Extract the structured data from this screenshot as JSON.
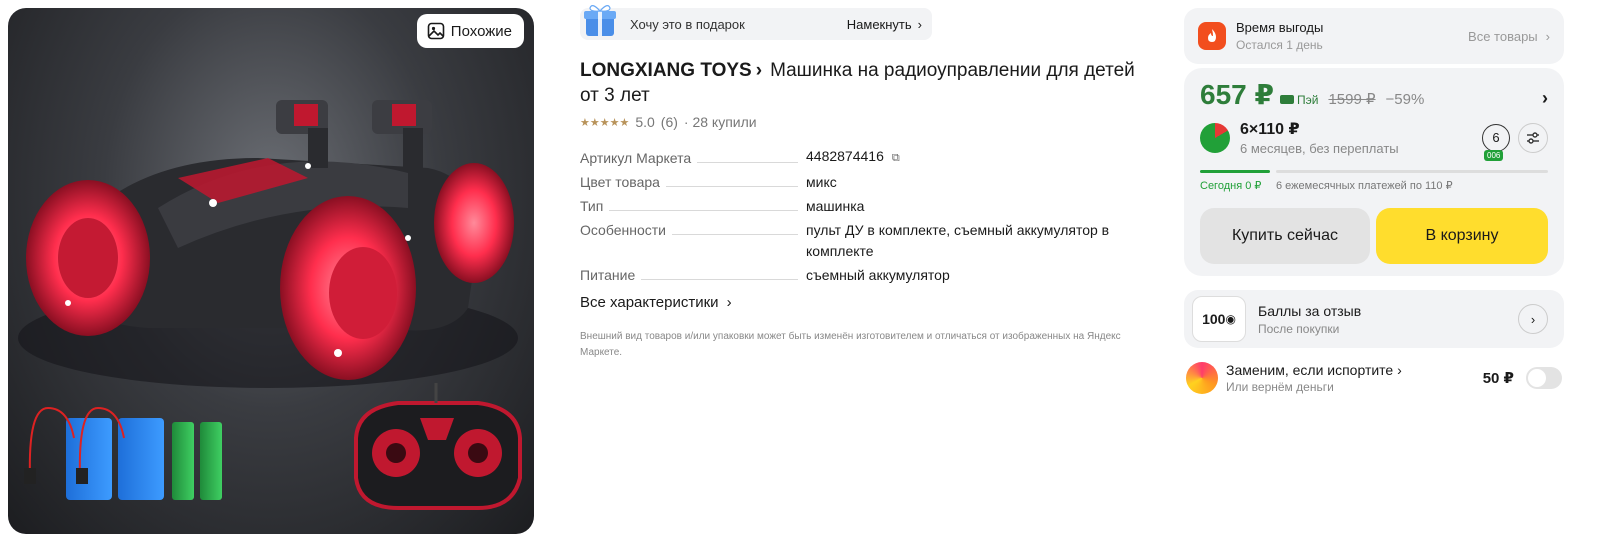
{
  "gallery": {
    "similar_label": "Похожие"
  },
  "gift": {
    "text": "Хочу это в подарок",
    "hint_label": "Намекнуть",
    "chevron": "›"
  },
  "product": {
    "brand": "LONGXIANG TOYS",
    "brand_chevron": "›",
    "title": "Машинка на радиоуправлении для детей от 3 лет",
    "stars": "★★★★★",
    "rating": "5.0",
    "reviews": "(6)",
    "purchases": "· 28 купили"
  },
  "specs": [
    {
      "key": "Артикул Маркета",
      "value": "4482874416"
    },
    {
      "key": "Цвет товара",
      "value": "микс"
    },
    {
      "key": "Тип",
      "value": "машинка"
    },
    {
      "key": "Особенности",
      "value": "пульт ДУ в комплекте, съемный аккумулятор в комплекте"
    },
    {
      "key": "Питание",
      "value": "съемный аккумулятор"
    }
  ],
  "all_chars_label": "Все характеристики",
  "disclaimer": "Внешний вид товаров и/или упаковки может быть изменён изготовителем и отличаться от изображенных на Яндекс Маркете.",
  "promo": {
    "title": "Время выгоды",
    "subtitle": "Остался 1 день",
    "all_label": "Все товары"
  },
  "price": {
    "current": "657 ₽",
    "pay_label": "Пэй",
    "old": "1599 ₽",
    "discount": "−59%"
  },
  "split": {
    "amount": "6×110 ₽",
    "terms": "6 месяцев, без переплаты",
    "months": "6",
    "mini": "006",
    "today": "Сегодня 0 ₽",
    "rest": "6 ежемесячных платежей по 110 ₽"
  },
  "actions": {
    "buy_now": "Купить сейчас",
    "add_to_cart": "В корзину"
  },
  "bonus": {
    "badge": "100",
    "title": "Баллы за отзыв",
    "subtitle": "После покупки"
  },
  "replace": {
    "title": "Заменим, если испортите ›",
    "subtitle": "Или вернём деньги",
    "price": "50 ₽"
  },
  "colors": {
    "accent_yellow": "#ffdd2d",
    "price_green": "#2e7d3a",
    "split_green": "#21a038",
    "fire_orange": "#f24e1e"
  }
}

====

### JOB:
Give the count of lines in the listing that hold the word "value", with no other text.

### TASK RESULT:
5